→ **WHAT THE TASK ASKS**: Write every record out again exactly, and keep images out of it.

------ MATERIAL SUPPLIED ------

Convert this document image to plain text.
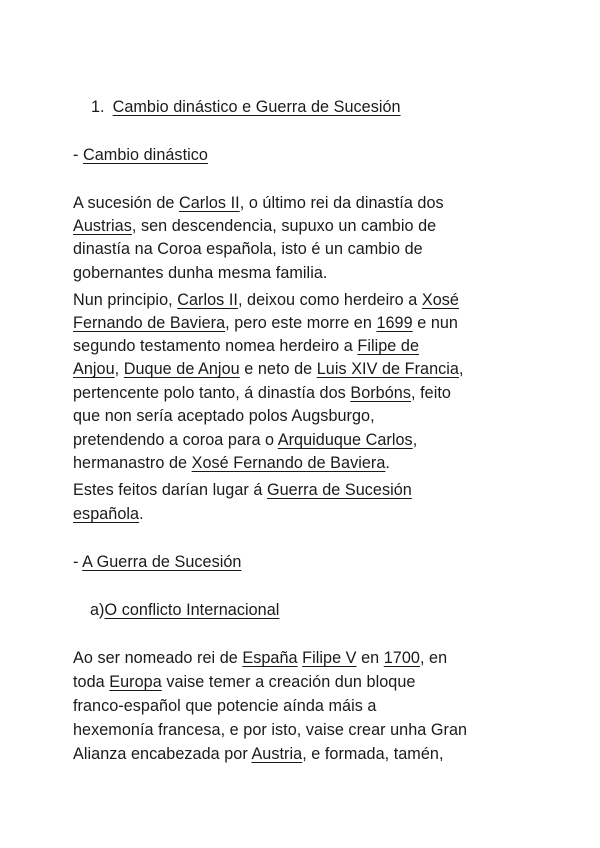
1. Cambio dinástico e Guerra de Sucesión
- Cambio dinástico
A sucesión de Carlos II, o último rei da dinastía dos
Austrias, sen descendencia, supuxo un cambio de
dinastía na Coroa española, isto é un cambio de
gobernantes dunha mesma familia.
Nun principio, Carlos II, deixou como herdeiro a Xosé
Fernando de Baviera, pero este morre en 1699 e nun
segundo testamento nomea herdeiro a Filipe de
Anjou, Duque de Anjou e neto de Luis XIV de Francia,
pertencente polo tanto, á dinastía dos Borbóns, feito
que non sería aceptado polos Augsburgo,
pretendendo a coroa para o Arquiduque Carlos,
hermanastro de Xosé Fernando de Baviera.
Estes feitos darían lugar á Guerra de Sucesión
española.
- A Guerra de Sucesión
a)O conflicto Internacional
Ao ser nomeado rei de España Filipe V en 1700, en
toda Europa vaise temer a creación dun bloque
franco-español que potencie aínda máis a
hexemonía francesa, e por isto, vaise crear unha Gran
Alianza encabezada por Austria, e formada, tamén,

------

→ **OUTPUT OF THE TASK**:
Convert this document image to plain text.
1. Cambio dinástico e Guerra de Sucesión
- Cambio dinástico
A sucesión de Carlos II, o último rei da dinastía dos
Austrias, sen descendencia, supuxo un cambio de
dinastía na Coroa española, isto é un cambio de
gobernantes dunha mesma familia.
Nun principio, Carlos II, deixou como herdeiro a Xosé
Fernando de Baviera, pero este morre en 1699 e nun
segundo testamento nomea herdeiro a Filipe de
Anjou, Duque de Anjou e neto de Luis XIV de Francia,
pertencente polo tanto, á dinastía dos Borbóns, feito
que non sería aceptado polos Augsburgo,
pretendendo a coroa para o Arquiduque Carlos,
hermanastro de Xosé Fernando de Baviera.
Estes feitos darían lugar á Guerra de Sucesión
española.
- A Guerra de Sucesión
a)O conflicto Internacional
Ao ser nomeado rei de España Filipe V en 1700, en
toda Europa vaise temer a creación dun bloque
franco-español que potencie aínda máis a
hexemonía francesa, e por isto, vaise crear unha Gran
Alianza encabezada por Austria, e formada, tamén,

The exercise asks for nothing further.